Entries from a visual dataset
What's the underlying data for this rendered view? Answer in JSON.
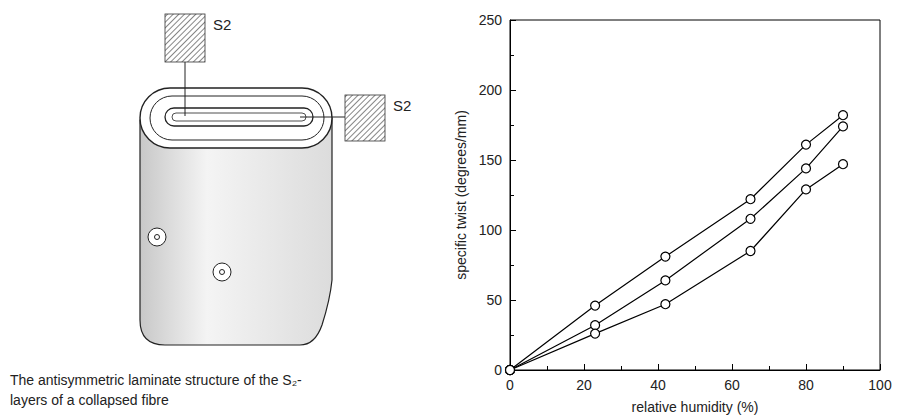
{
  "chart_data": {
    "type": "line",
    "x_label": "relative humidity (%)",
    "y_label": "specific twist (degrees/mm)",
    "x": [
      0,
      23,
      42,
      65,
      80,
      90
    ],
    "series": [
      {
        "color": "#000000",
        "values": [
          0,
          46,
          81,
          122,
          161,
          182
        ]
      },
      {
        "color": "#000000",
        "values": [
          0,
          32,
          64,
          108,
          144,
          174
        ]
      },
      {
        "color": "#000000",
        "values": [
          0,
          26,
          47,
          85,
          129,
          147
        ]
      }
    ],
    "xlim": [
      0,
      100
    ],
    "xticks": [
      0,
      20,
      40,
      60,
      80,
      100
    ],
    "ylim": [
      0,
      250
    ],
    "yticks": [
      0,
      50,
      100,
      150,
      200,
      250
    ],
    "grid": false,
    "marker": "circle",
    "line_style": "solid"
  },
  "diagram": {
    "labels": [
      "S2",
      "S2"
    ],
    "caption": "The antisymmetric laminate structure of the S₂-layers of a collapsed fibre"
  }
}
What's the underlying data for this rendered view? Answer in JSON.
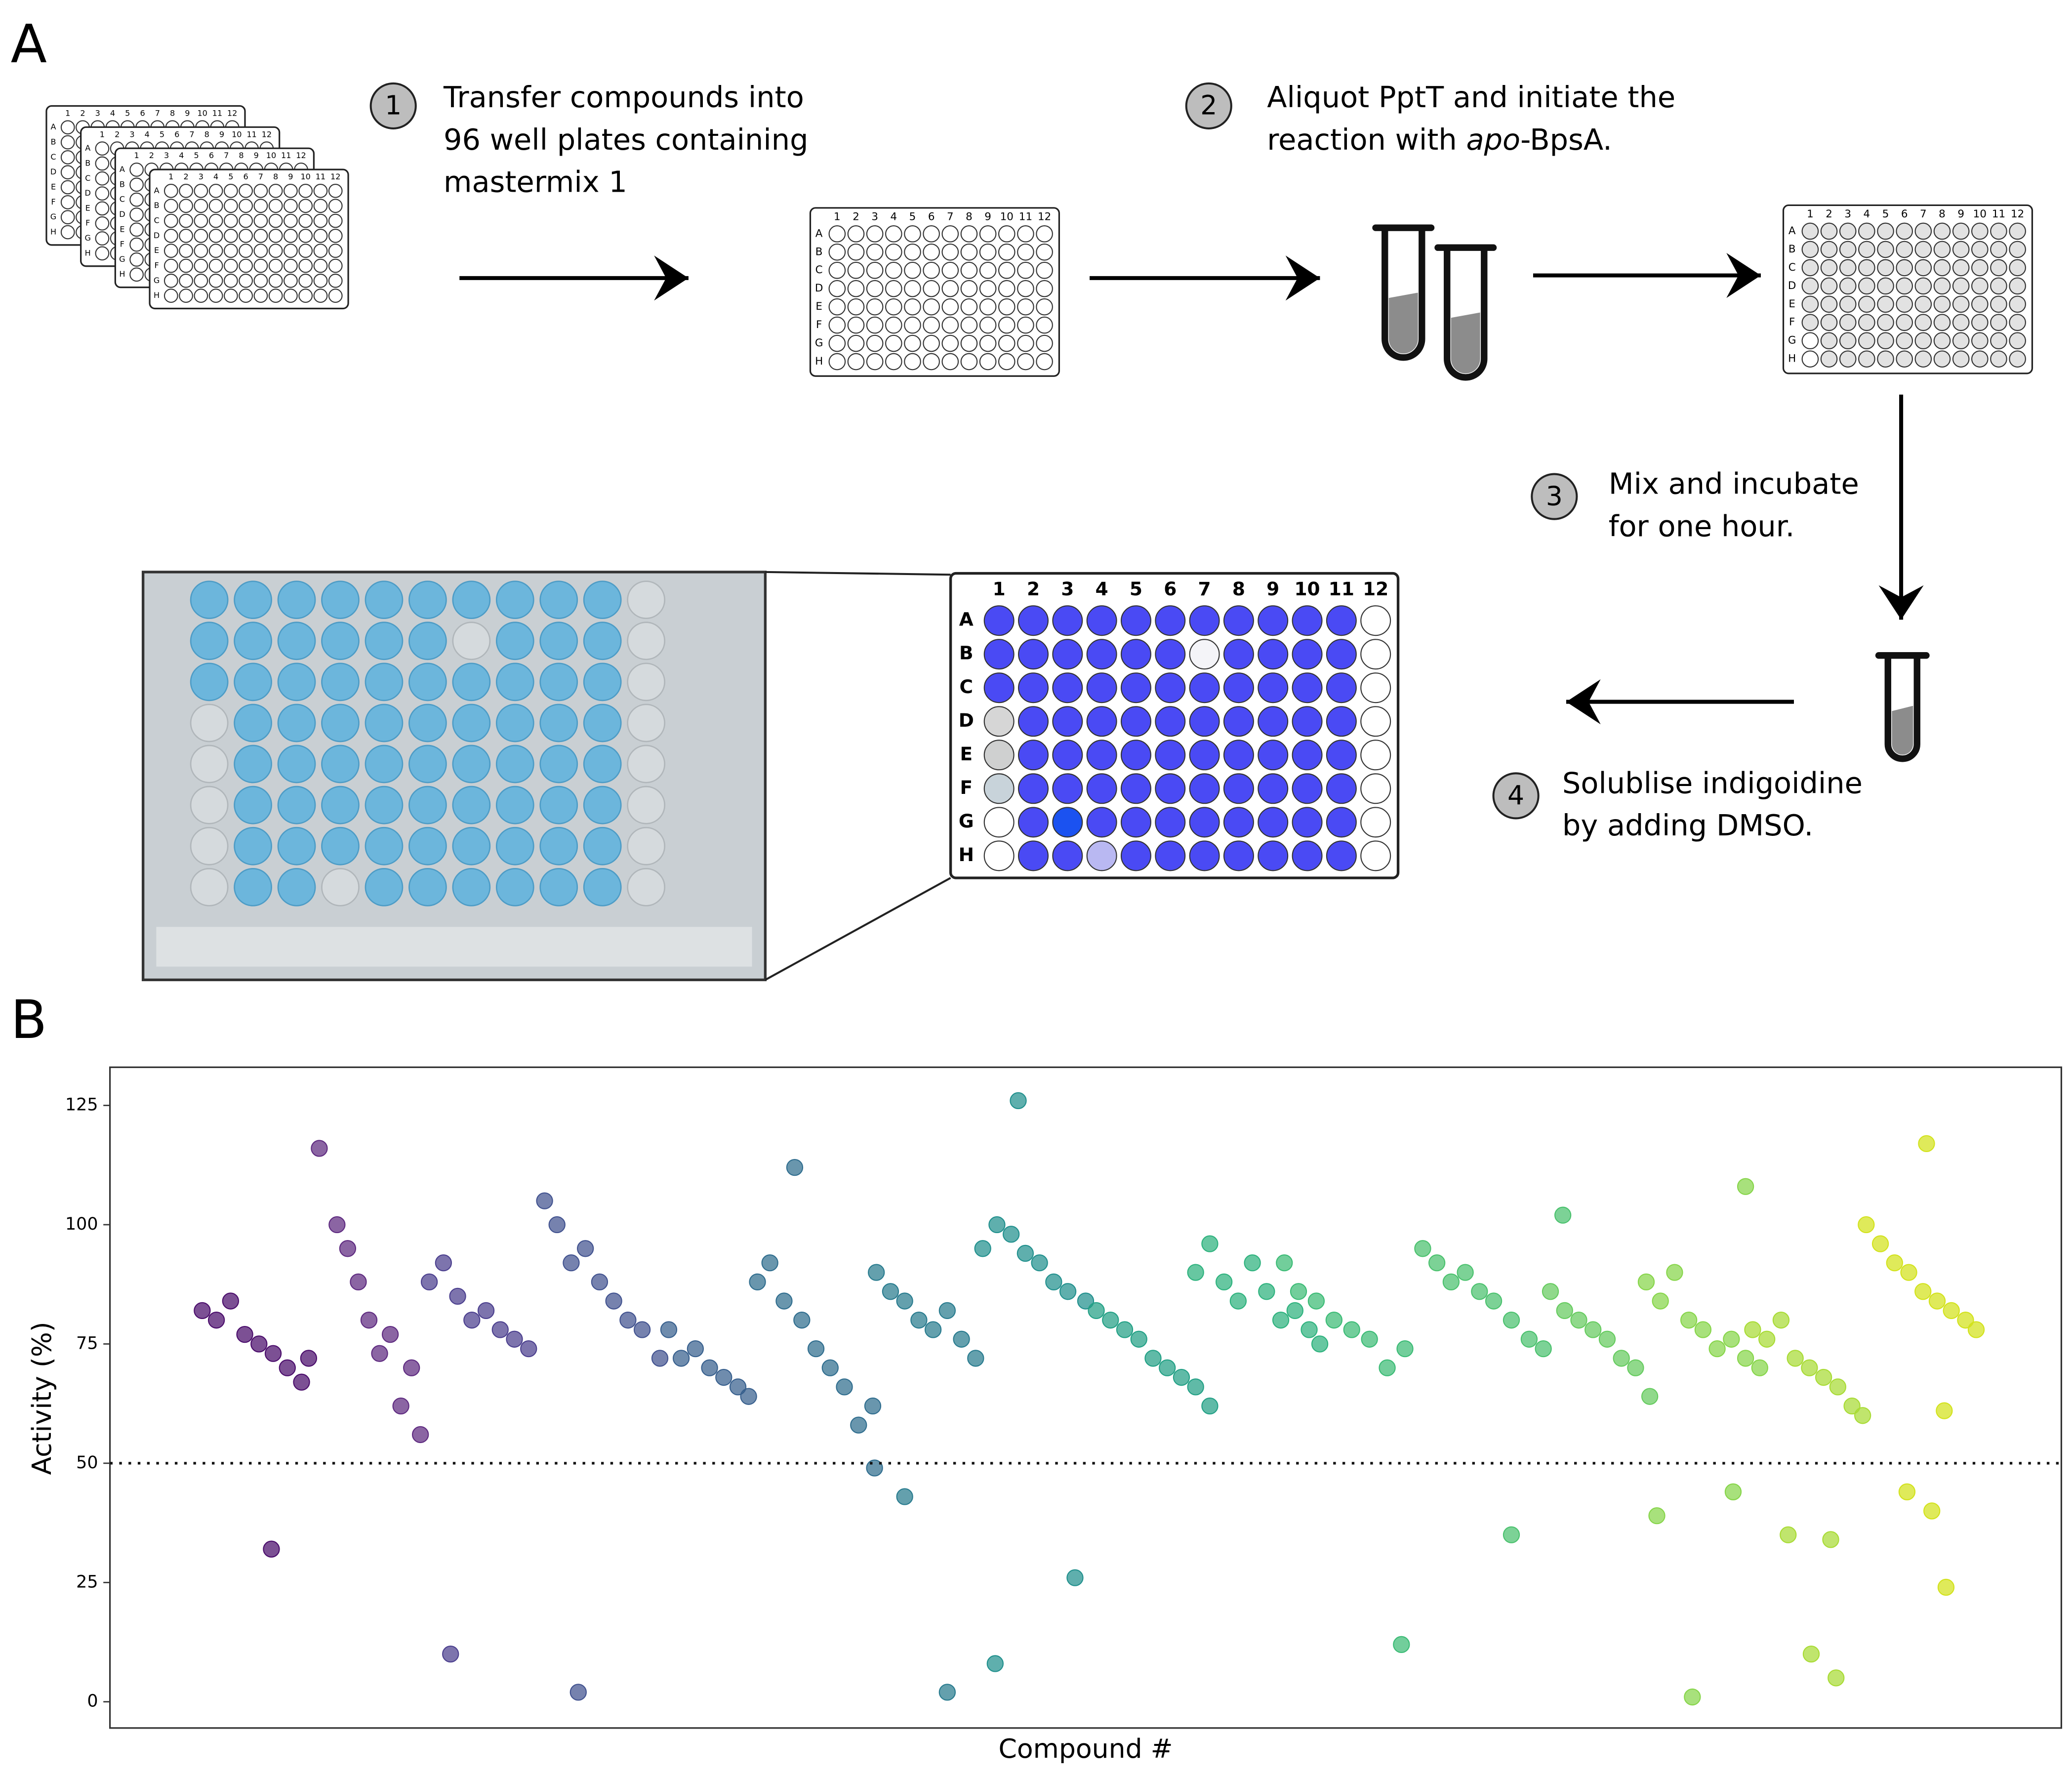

Exercise prompt ▸ Leave the pictures out, and print every line of the listing exactly as written.

Result ▸
What's the underlying data for this rendered view? Answer in JSON.
{
  "chart_data": {
    "type": "line",
    "x_label": "relative humidity (%)",
    "y_label": "specific twist (degrees/mm)",
    "x": [
      0,
      23,
      42,
      65,
      80,
      90
    ],
    "series": [
      {
        "color": "#000000",
        "values": [
          0,
          46,
          81,
          122,
          161,
          182
        ]
      },
      {
        "color": "#000000",
        "values": [
          0,
          32,
          64,
          108,
          144,
          174
        ]
      },
      {
        "color": "#000000",
        "values": [
          0,
          26,
          47,
          85,
          129,
          147
        ]
      }
    ],
    "xlim": [
      0,
      100
    ],
    "xticks": [
      0,
      20,
      40,
      60,
      80,
      100
    ],
    "ylim": [
      0,
      250
    ],
    "yticks": [
      0,
      50,
      100,
      150,
      200,
      250
    ],
    "grid": false,
    "marker": "circle",
    "line_style": "solid"
  },
  "diagram": {
    "labels": [
      "S2",
      "S2"
    ],
    "caption": "The antisymmetric laminate structure of the S₂-layers of a collapsed fibre"
  }
}
What's the underlying data for this rendered view? Answer in JSON.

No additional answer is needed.